Exercise prompt - Which lines run from the line with "Read all visible content and emit it as JSON." to the end of the entries? Write out exactly those, leaving out the pictures.

Records supplied -
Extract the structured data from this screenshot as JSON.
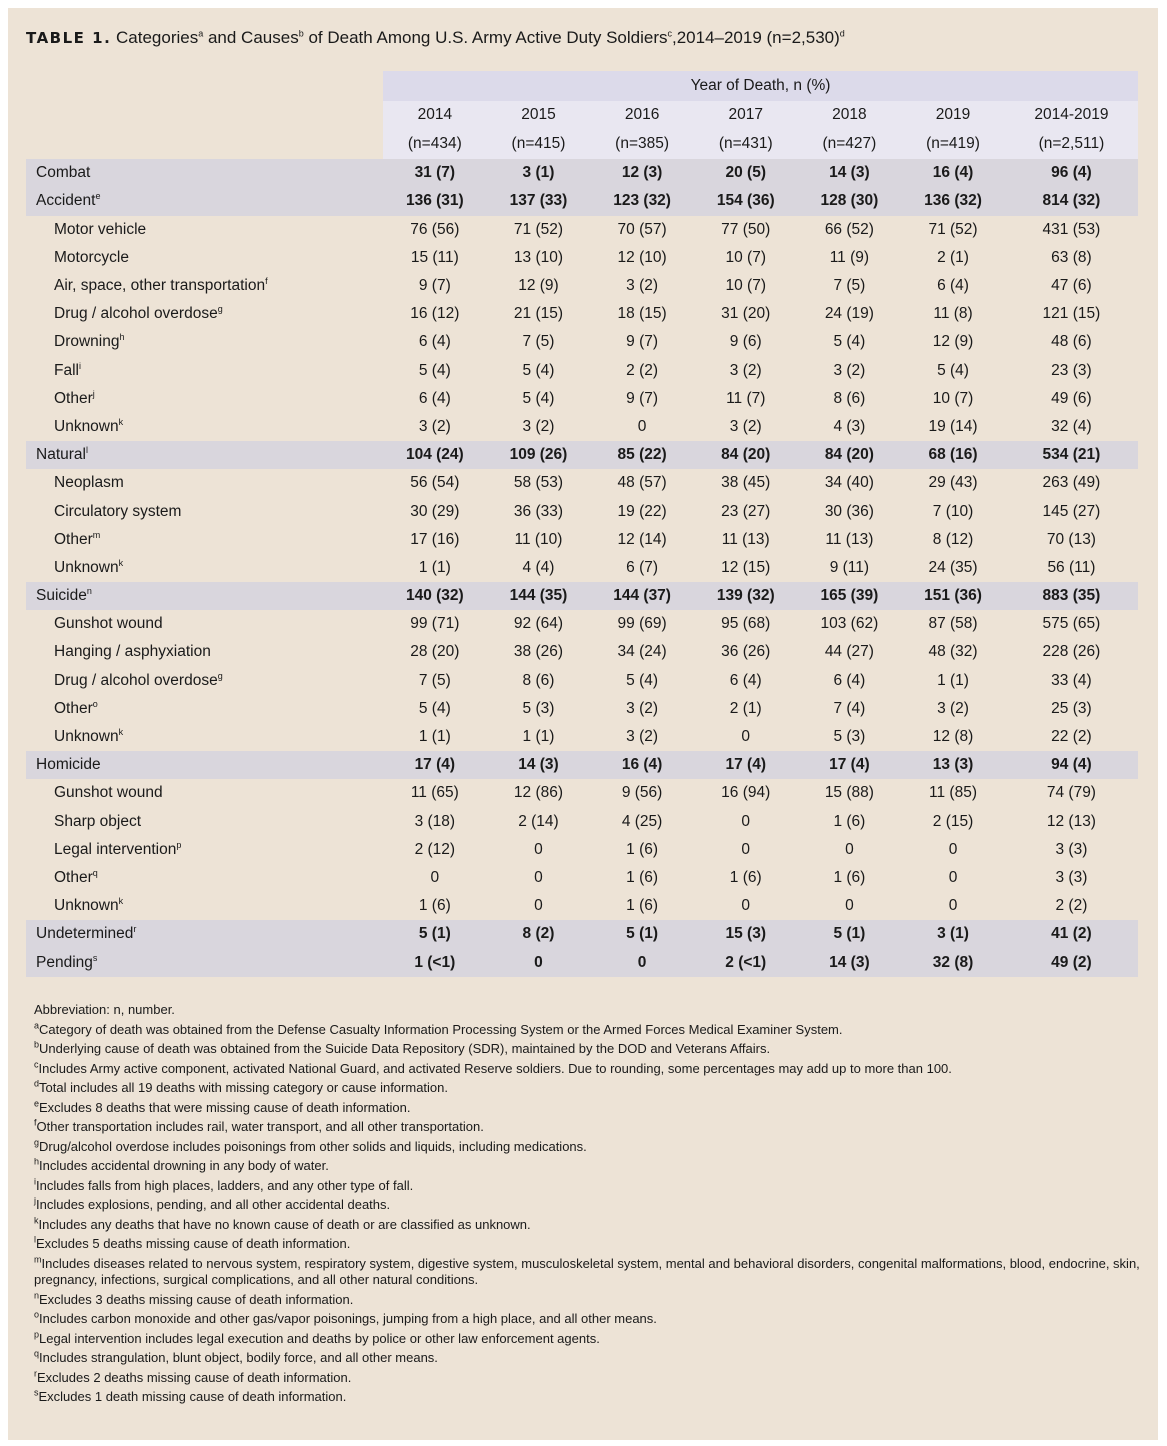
{
  "title": {
    "label": "TABLE 1.",
    "text": "Categories",
    "s1": "a",
    "t2": " and Causes",
    "s2": "b",
    "t3": " of Death Among U.S. Army Active Duty Soldiers",
    "s3": "c",
    "t4": ",2014–2019 (n=2,530)",
    "s4": "d"
  },
  "header": {
    "group": "Year of Death, n (%)",
    "years": [
      "2014",
      "2015",
      "2016",
      "2017",
      "2018",
      "2019",
      "2014-2019"
    ],
    "ns": [
      "(n=434)",
      "(n=415)",
      "(n=385)",
      "(n=431)",
      "(n=427)",
      "(n=419)",
      "(n=2,511)"
    ]
  },
  "rows": [
    {
      "type": "cat",
      "label": "Combat",
      "sup": "",
      "values": [
        "31 (7)",
        "3 (1)",
        "12 (3)",
        "20 (5)",
        "14 (3)",
        "16 (4)",
        "96 (4)"
      ]
    },
    {
      "type": "cat",
      "label": "Accident",
      "sup": "e",
      "values": [
        "136 (31)",
        "137 (33)",
        "123 (32)",
        "154 (36)",
        "128 (30)",
        "136 (32)",
        "814 (32)"
      ]
    },
    {
      "type": "sub",
      "label": "Motor vehicle",
      "sup": "",
      "values": [
        "76 (56)",
        "71 (52)",
        "70 (57)",
        "77 (50)",
        "66 (52)",
        "71 (52)",
        "431 (53)"
      ]
    },
    {
      "type": "sub",
      "label": "Motorcycle",
      "sup": "",
      "values": [
        "15 (11)",
        "13 (10)",
        "12 (10)",
        "10 (7)",
        "11 (9)",
        "2 (1)",
        "63 (8)"
      ]
    },
    {
      "type": "sub",
      "label": "Air, space, other transportation",
      "sup": "f",
      "values": [
        "9 (7)",
        "12 (9)",
        "3 (2)",
        "10 (7)",
        "7 (5)",
        "6 (4)",
        "47 (6)"
      ]
    },
    {
      "type": "sub",
      "label": "Drug / alcohol overdose",
      "sup": "g",
      "values": [
        "16 (12)",
        "21 (15)",
        "18 (15)",
        "31 (20)",
        "24 (19)",
        "11 (8)",
        "121 (15)"
      ]
    },
    {
      "type": "sub",
      "label": "Drowning",
      "sup": "h",
      "values": [
        "6 (4)",
        "7 (5)",
        "9 (7)",
        "9 (6)",
        "5 (4)",
        "12 (9)",
        "48 (6)"
      ]
    },
    {
      "type": "sub",
      "label": "Fall",
      "sup": "i",
      "values": [
        "5 (4)",
        "5 (4)",
        "2 (2)",
        "3 (2)",
        "3 (2)",
        "5 (4)",
        "23 (3)"
      ]
    },
    {
      "type": "sub",
      "label": "Other",
      "sup": "j",
      "values": [
        "6 (4)",
        "5 (4)",
        "9 (7)",
        "11 (7)",
        "8 (6)",
        "10 (7)",
        "49 (6)"
      ]
    },
    {
      "type": "sub",
      "label": "Unknown",
      "sup": "k",
      "values": [
        "3 (2)",
        "3 (2)",
        "0",
        "3 (2)",
        "4 (3)",
        "19 (14)",
        "32 (4)"
      ]
    },
    {
      "type": "cat",
      "label": "Natural",
      "sup": "l",
      "values": [
        "104 (24)",
        "109 (26)",
        "85 (22)",
        "84 (20)",
        "84 (20)",
        "68 (16)",
        "534 (21)"
      ]
    },
    {
      "type": "sub",
      "label": "Neoplasm",
      "sup": "",
      "values": [
        "56 (54)",
        "58 (53)",
        "48 (57)",
        "38 (45)",
        "34 (40)",
        "29 (43)",
        "263 (49)"
      ]
    },
    {
      "type": "sub",
      "label": "Circulatory system",
      "sup": "",
      "values": [
        "30 (29)",
        "36 (33)",
        "19 (22)",
        "23 (27)",
        "30 (36)",
        "7 (10)",
        "145 (27)"
      ]
    },
    {
      "type": "sub",
      "label": "Other",
      "sup": "m",
      "values": [
        "17 (16)",
        "11 (10)",
        "12 (14)",
        "11 (13)",
        "11 (13)",
        "8 (12)",
        "70 (13)"
      ]
    },
    {
      "type": "sub",
      "label": "Unknown",
      "sup": "k",
      "values": [
        "1 (1)",
        "4 (4)",
        "6 (7)",
        "12 (15)",
        "9 (11)",
        "24 (35)",
        "56 (11)"
      ]
    },
    {
      "type": "cat",
      "label": "Suicide",
      "sup": "n",
      "values": [
        "140 (32)",
        "144 (35)",
        "144 (37)",
        "139 (32)",
        "165 (39)",
        "151 (36)",
        "883 (35)"
      ]
    },
    {
      "type": "sub",
      "label": "Gunshot wound",
      "sup": "",
      "values": [
        "99 (71)",
        "92 (64)",
        "99 (69)",
        "95 (68)",
        "103 (62)",
        "87 (58)",
        "575 (65)"
      ]
    },
    {
      "type": "sub",
      "label": "Hanging / asphyxiation",
      "sup": "",
      "values": [
        "28 (20)",
        "38 (26)",
        "34 (24)",
        "36 (26)",
        "44 (27)",
        "48 (32)",
        "228 (26)"
      ]
    },
    {
      "type": "sub",
      "label": "Drug / alcohol overdose",
      "sup": "g",
      "values": [
        "7 (5)",
        "8 (6)",
        "5 (4)",
        "6 (4)",
        "6 (4)",
        "1 (1)",
        "33 (4)"
      ]
    },
    {
      "type": "sub",
      "label": "Other",
      "sup": "o",
      "values": [
        "5 (4)",
        "5 (3)",
        "3 (2)",
        "2 (1)",
        "7 (4)",
        "3 (2)",
        "25 (3)"
      ]
    },
    {
      "type": "sub",
      "label": "Unknown",
      "sup": "k",
      "values": [
        "1 (1)",
        "1 (1)",
        "3 (2)",
        "0",
        "5 (3)",
        "12 (8)",
        "22 (2)"
      ]
    },
    {
      "type": "cat",
      "label": "Homicide",
      "sup": "",
      "values": [
        "17 (4)",
        "14 (3)",
        "16 (4)",
        "17 (4)",
        "17 (4)",
        "13 (3)",
        "94 (4)"
      ]
    },
    {
      "type": "sub",
      "label": "Gunshot wound",
      "sup": "",
      "values": [
        "11 (65)",
        "12 (86)",
        "9 (56)",
        "16 (94)",
        "15 (88)",
        "11 (85)",
        "74 (79)"
      ]
    },
    {
      "type": "sub",
      "label": "Sharp object",
      "sup": "",
      "values": [
        "3 (18)",
        "2 (14)",
        "4 (25)",
        "0",
        "1 (6)",
        "2 (15)",
        "12 (13)"
      ]
    },
    {
      "type": "sub",
      "label": "Legal intervention",
      "sup": "p",
      "values": [
        "2 (12)",
        "0",
        "1 (6)",
        "0",
        "0",
        "0",
        "3 (3)"
      ]
    },
    {
      "type": "sub",
      "label": "Other",
      "sup": "q",
      "values": [
        "0",
        "0",
        "1 (6)",
        "1 (6)",
        "1 (6)",
        "0",
        "3 (3)"
      ]
    },
    {
      "type": "sub",
      "label": "Unknown",
      "sup": "k",
      "values": [
        "1 (6)",
        "0",
        "1 (6)",
        "0",
        "0",
        "0",
        "2 (2)"
      ]
    },
    {
      "type": "cat",
      "label": "Undetermined",
      "sup": "r",
      "values": [
        "5 (1)",
        "8 (2)",
        "5 (1)",
        "15 (3)",
        "5 (1)",
        "3 (1)",
        "41 (2)"
      ]
    },
    {
      "type": "cat",
      "label": "Pending",
      "sup": "s",
      "values": [
        "1 (<1)",
        "0",
        "0",
        "2 (<1)",
        "14 (3)",
        "32 (8)",
        "49 (2)"
      ]
    }
  ],
  "notes": [
    {
      "sup": "",
      "text": "Abbreviation: n, number."
    },
    {
      "sup": "a",
      "text": "Category of death was obtained from the Defense Casualty Information Processing System or the Armed Forces Medical Examiner System."
    },
    {
      "sup": "b",
      "text": "Underlying cause of death was obtained from the Suicide Data Repository (SDR), maintained by the DOD and Veterans Affairs."
    },
    {
      "sup": "c",
      "text": "Includes Army active component, activated National Guard, and activated Reserve soldiers. Due to rounding, some percentages may add up to more than 100."
    },
    {
      "sup": "d",
      "text": "Total includes all 19 deaths with missing category or cause information."
    },
    {
      "sup": "e",
      "text": "Excludes 8 deaths that were missing cause of death information."
    },
    {
      "sup": "f",
      "text": "Other transportation includes rail, water transport, and all other transportation."
    },
    {
      "sup": "g",
      "text": "Drug/alcohol overdose includes poisonings from other solids and liquids, including medications."
    },
    {
      "sup": "h",
      "text": "Includes accidental drowning in any body of water."
    },
    {
      "sup": "i",
      "text": "Includes falls from high places, ladders, and any other type of fall."
    },
    {
      "sup": "j",
      "text": "Includes explosions, pending, and all other accidental deaths."
    },
    {
      "sup": "k",
      "text": "Includes any deaths that have no known cause of death or are classified as unknown."
    },
    {
      "sup": "l",
      "text": "Excludes 5 deaths missing cause of death information."
    },
    {
      "sup": "m",
      "text": "Includes diseases related to nervous system, respiratory system, digestive system, musculoskeletal system, mental and behavioral disorders, congenital malformations, blood, endocrine, skin, pregnancy, infections, surgical complications, and all other natural conditions."
    },
    {
      "sup": "n",
      "text": "Excludes 3 deaths missing cause of death information."
    },
    {
      "sup": "o",
      "text": "Includes carbon monoxide and other gas/vapor poisonings, jumping from a high place, and all other means."
    },
    {
      "sup": "p",
      "text": "Legal intervention includes legal execution and deaths by police or other law enforcement agents."
    },
    {
      "sup": "q",
      "text": "Includes strangulation, blunt object, bodily force, and all other means."
    },
    {
      "sup": "r",
      "text": "Excludes 2 deaths missing cause of death information."
    },
    {
      "sup": "s",
      "text": "Excludes 1 death missing cause of death information."
    }
  ]
}
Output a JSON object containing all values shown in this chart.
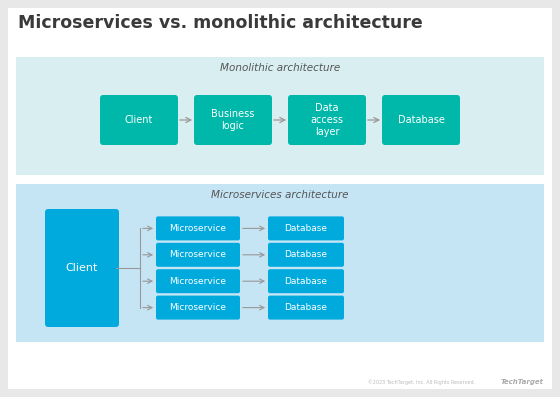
{
  "title": "Microservices vs. monolithic architecture",
  "title_color": "#3a3a3a",
  "bg_color": "#e8e8e8",
  "white_bg": "#ffffff",
  "mono_panel_color": "#d8eef0",
  "mono_panel_label": "Monolithic architecture",
  "mono_boxes": [
    {
      "label": "Client",
      "color": "#00b8a9"
    },
    {
      "label": "Business\nlogic",
      "color": "#00b8a9"
    },
    {
      "label": "Data\naccess\nlayer",
      "color": "#00b8a9"
    },
    {
      "label": "Database",
      "color": "#00b8a9"
    }
  ],
  "mono_arrow_color": "#999999",
  "micro_panel_color": "#c5e5f5",
  "micro_panel_label": "Microservices architecture",
  "micro_client_color": "#00aadd",
  "micro_service_color": "#00aadd",
  "micro_db_color": "#00aadd",
  "micro_arrow_color": "#999999",
  "footer_text": "©2023 TechTarget, Inc. All Rights Reserved.",
  "footer_logo": "TechTarget"
}
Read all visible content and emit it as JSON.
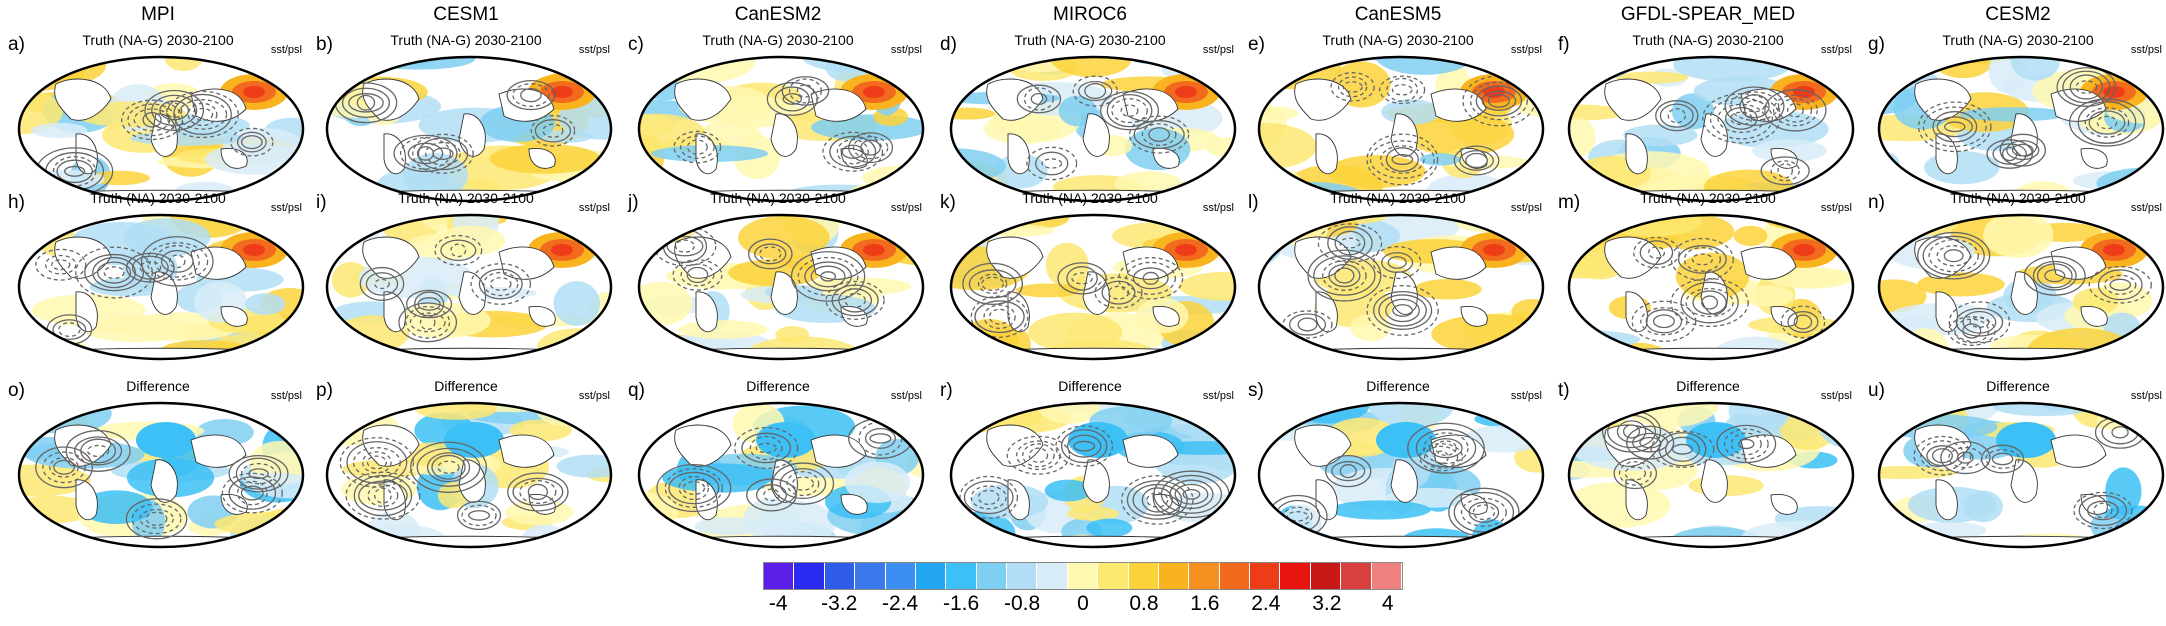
{
  "columns": [
    "MPI",
    "CESM1",
    "CanESM2",
    "MIROC6",
    "CanESM5",
    "GFDL-SPEAR_MED",
    "CESM2"
  ],
  "row_titles": [
    "Truth (NA-G) 2030-2100",
    "Truth (NA) 2030-2100",
    "Difference"
  ],
  "variable_label": "sst/psl",
  "panel_letters": [
    [
      "a)",
      "b)",
      "c)",
      "d)",
      "e)",
      "f)",
      "g)"
    ],
    [
      "h)",
      "i)",
      "j)",
      "k)",
      "l)",
      "m)",
      "n)"
    ],
    [
      "o)",
      "p)",
      "q)",
      "r)",
      "s)",
      "t)",
      "u)"
    ]
  ],
  "colorbar": {
    "colors": [
      "#5a1ee8",
      "#2a2af0",
      "#2f5ce8",
      "#3a78ec",
      "#3b8ff0",
      "#22a6f2",
      "#3cc0f5",
      "#7fcff2",
      "#b2def5",
      "#d8ecf8",
      "#fff8b0",
      "#fde872",
      "#fbd23a",
      "#f8b31f",
      "#f59020",
      "#f26a1e",
      "#ee3b18",
      "#e81410",
      "#c81818",
      "#d84040",
      "#ee8080"
    ],
    "tick_labels": [
      "-4",
      "-3.2",
      "-2.4",
      "-1.6",
      "-0.8",
      "0",
      "0.8",
      "1.6",
      "2.4",
      "3.2",
      "4"
    ]
  }
}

Answer in full -
Read all visible content and emit it as JSON.
{
  "columns": [
    "MPI",
    "CESM1",
    "CanESM2",
    "MIROC6",
    "CanESM5",
    "GFDL-SPEAR_MED",
    "CESM2"
  ],
  "row_titles": [
    "Truth (NA-G) 2030-2100",
    "Truth (NA) 2030-2100",
    "Difference"
  ],
  "variable_label": "sst/psl",
  "panel_letters": [
    [
      "a)",
      "b)",
      "c)",
      "d)",
      "e)",
      "f)",
      "g)"
    ],
    [
      "h)",
      "i)",
      "j)",
      "k)",
      "l)",
      "m)",
      "n)"
    ],
    [
      "o)",
      "p)",
      "q)",
      "r)",
      "s)",
      "t)",
      "u)"
    ]
  ],
  "colorbar": {
    "colors": [
      "#5a1ee8",
      "#2a2af0",
      "#2f5ce8",
      "#3a78ec",
      "#3b8ff0",
      "#22a6f2",
      "#3cc0f5",
      "#7fcff2",
      "#b2def5",
      "#d8ecf8",
      "#fff8b0",
      "#fde872",
      "#fbd23a",
      "#f8b31f",
      "#f59020",
      "#f26a1e",
      "#ee3b18",
      "#e81410",
      "#c81818",
      "#d84040",
      "#ee8080"
    ],
    "tick_labels": [
      "-4",
      "-3.2",
      "-2.4",
      "-1.6",
      "-0.8",
      "0",
      "0.8",
      "1.6",
      "2.4",
      "3.2",
      "4"
    ]
  }
}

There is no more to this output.